(GIVEN REQUEST) Output all entries verbatim. Skip pictures.

(INPUT FOR THIS TASK)
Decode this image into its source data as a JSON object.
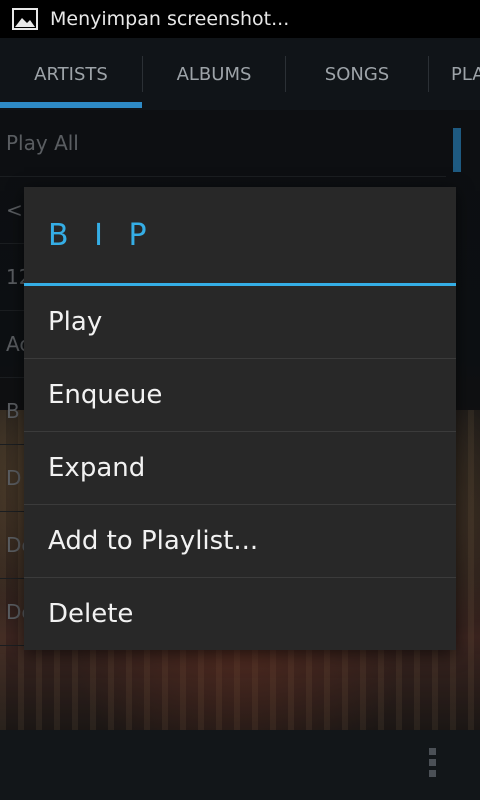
{
  "status_bar": {
    "notification_text": "Menyimpan screenshot..."
  },
  "tabs": [
    "ARTISTS",
    "ALBUMS",
    "SONGS",
    "PLA"
  ],
  "list": {
    "rows": [
      "Play All",
      "<u",
      "12",
      "Ac",
      "B",
      "D",
      "De",
      "De"
    ]
  },
  "dialog": {
    "title": "B I P",
    "items": [
      "Play",
      "Enqueue",
      "Expand",
      "Add to Playlist...",
      "Delete"
    ]
  },
  "colors": {
    "accent": "#35aee6",
    "tab_indicator": "#2e8bc7"
  }
}
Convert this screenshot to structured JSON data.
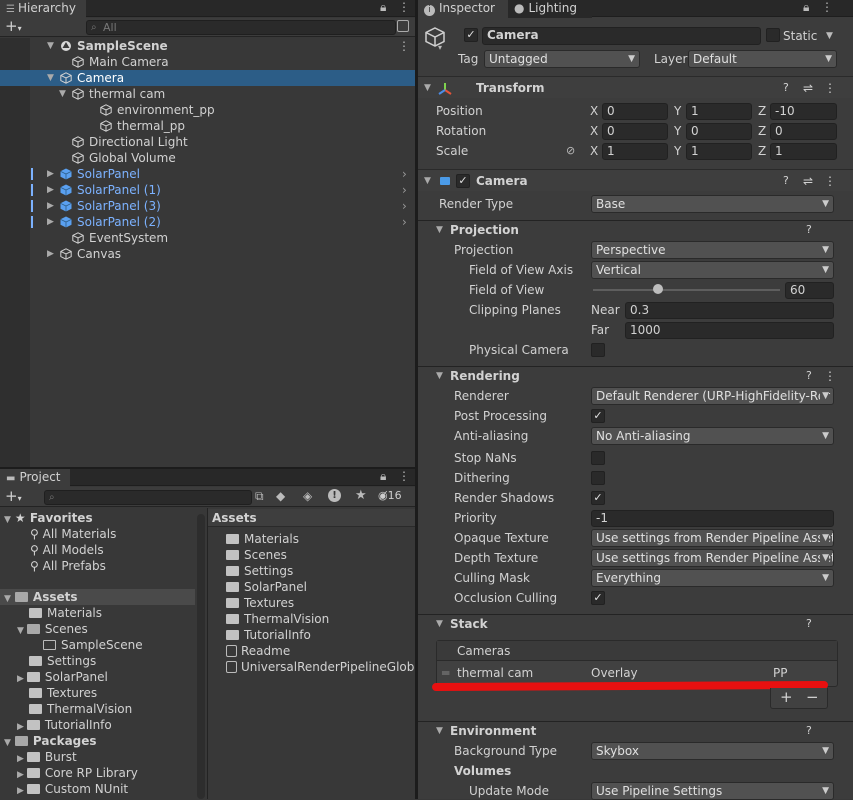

(OUTPUT)
Decode this image into its source data as a JSON object.
{
  "status_bar": {
    "notification_text": "Menyimpan screenshot..."
  },
  "tabs": [
    "ARTISTS",
    "ALBUMS",
    "SONGS",
    "PLA"
  ],
  "list": {
    "rows": [
      "Play All",
      "<u",
      "12",
      "Ac",
      "B",
      "D",
      "De",
      "De"
    ]
  },
  "dialog": {
    "title": "B I P",
    "items": [
      "Play",
      "Enqueue",
      "Expand",
      "Add to Playlist...",
      "Delete"
    ]
  },
  "colors": {
    "accent": "#35aee6",
    "tab_indicator": "#2e8bc7"
  }
}
Convert this screenshot to structured JSON data.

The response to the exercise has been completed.